— START Exercise data —

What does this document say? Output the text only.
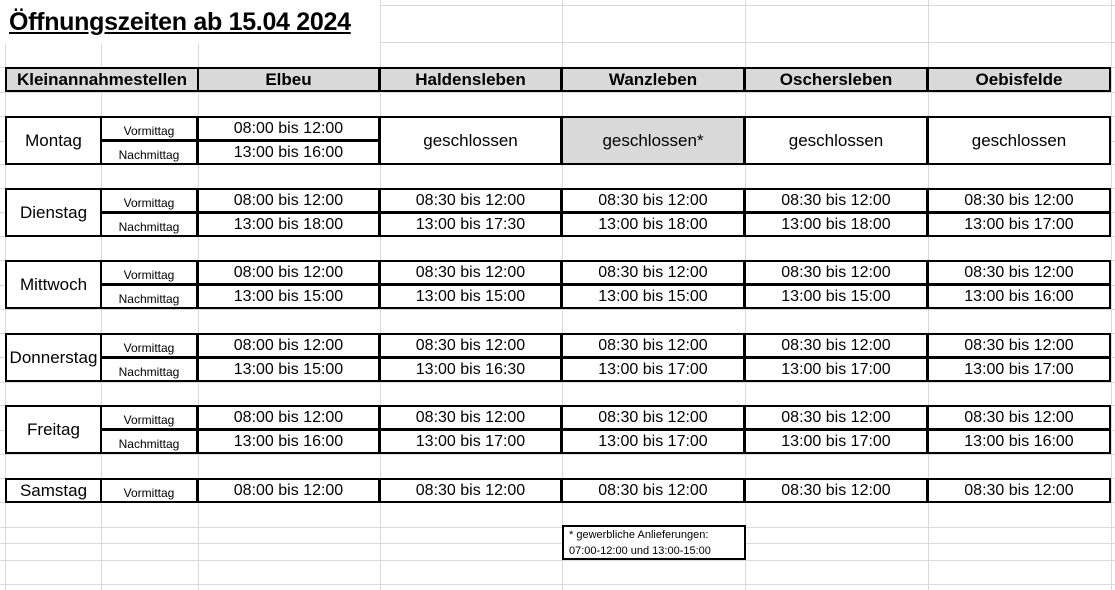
Öffnungszeiten ab 15.04 2024
Kleinannahmestellen	Elbeu	Haldensleben	Wanzleben	Oschersleben	Oebisfelde
Montag	Vormittag	08:00 bis 12:00
Nachmittag	13:00 bis 16:00
geschlossen	geschlossen*	geschlossen	geschlossen
Dienstag	Vormittag	08:00 bis 12:00	08:30 bis 12:00	08:30 bis 12:00	08:30 bis 12:00	08:30 bis 12:00
Nachmittag	13:00 bis 18:00	13:00 bis 17:30	13:00 bis 18:00	13:00 bis 18:00	13:00 bis 17:00
Mittwoch	Vormittag	08:00 bis 12:00	08:30 bis 12:00	08:30 bis 12:00	08:30 bis 12:00	08:30 bis 12:00
Nachmittag	13:00 bis 15:00	13:00 bis 15:00	13:00 bis 15:00	13:00 bis 15:00	13:00 bis 16:00
Donnerstag	Vormittag	08:00 bis 12:00	08:30 bis 12:00	08:30 bis 12:00	08:30 bis 12:00	08:30 bis 12:00
Nachmittag	13:00 bis 15:00	13:00 bis 16:30	13:00 bis 17:00	13:00 bis 17:00	13:00 bis 17:00
Freitag	Vormittag	08:00 bis 12:00	08:30 bis 12:00	08:30 bis 12:00	08:30 bis 12:00	08:30 bis 12:00
Nachmittag	13:00 bis 16:00	13:00 bis 17:00	13:00 bis 17:00	13:00 bis 17:00	13:00 bis 16:00
Samstag	Vormittag	08:00 bis 12:00	08:30 bis 12:00	08:30 bis 12:00	08:30 bis 12:00	08:30 bis 12:00
* gewerbliche Anlieferungen:
07:00-12:00 und 13:00-15:00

— END Exercise data —

**What to do**
From the listing, copy each line containing the word "Vormittag".

**Result of this task**
Montag	Vormittag	08:00 bis 12:00
Dienstag	Vormittag	08:00 bis 12:00	08:30 bis 12:00	08:30 bis 12:00	08:30 bis 12:00	08:30 bis 12:00
Mittwoch	Vormittag	08:00 bis 12:00	08:30 bis 12:00	08:30 bis 12:00	08:30 bis 12:00	08:30 bis 12:00
Donnerstag	Vormittag	08:00 bis 12:00	08:30 bis 12:00	08:30 bis 12:00	08:30 bis 12:00	08:30 bis 12:00
Freitag	Vormittag	08:00 bis 12:00	08:30 bis 12:00	08:30 bis 12:00	08:30 bis 12:00	08:30 bis 12:00
Samstag	Vormittag	08:00 bis 12:00	08:30 bis 12:00	08:30 bis 12:00	08:30 bis 12:00	08:30 bis 12:00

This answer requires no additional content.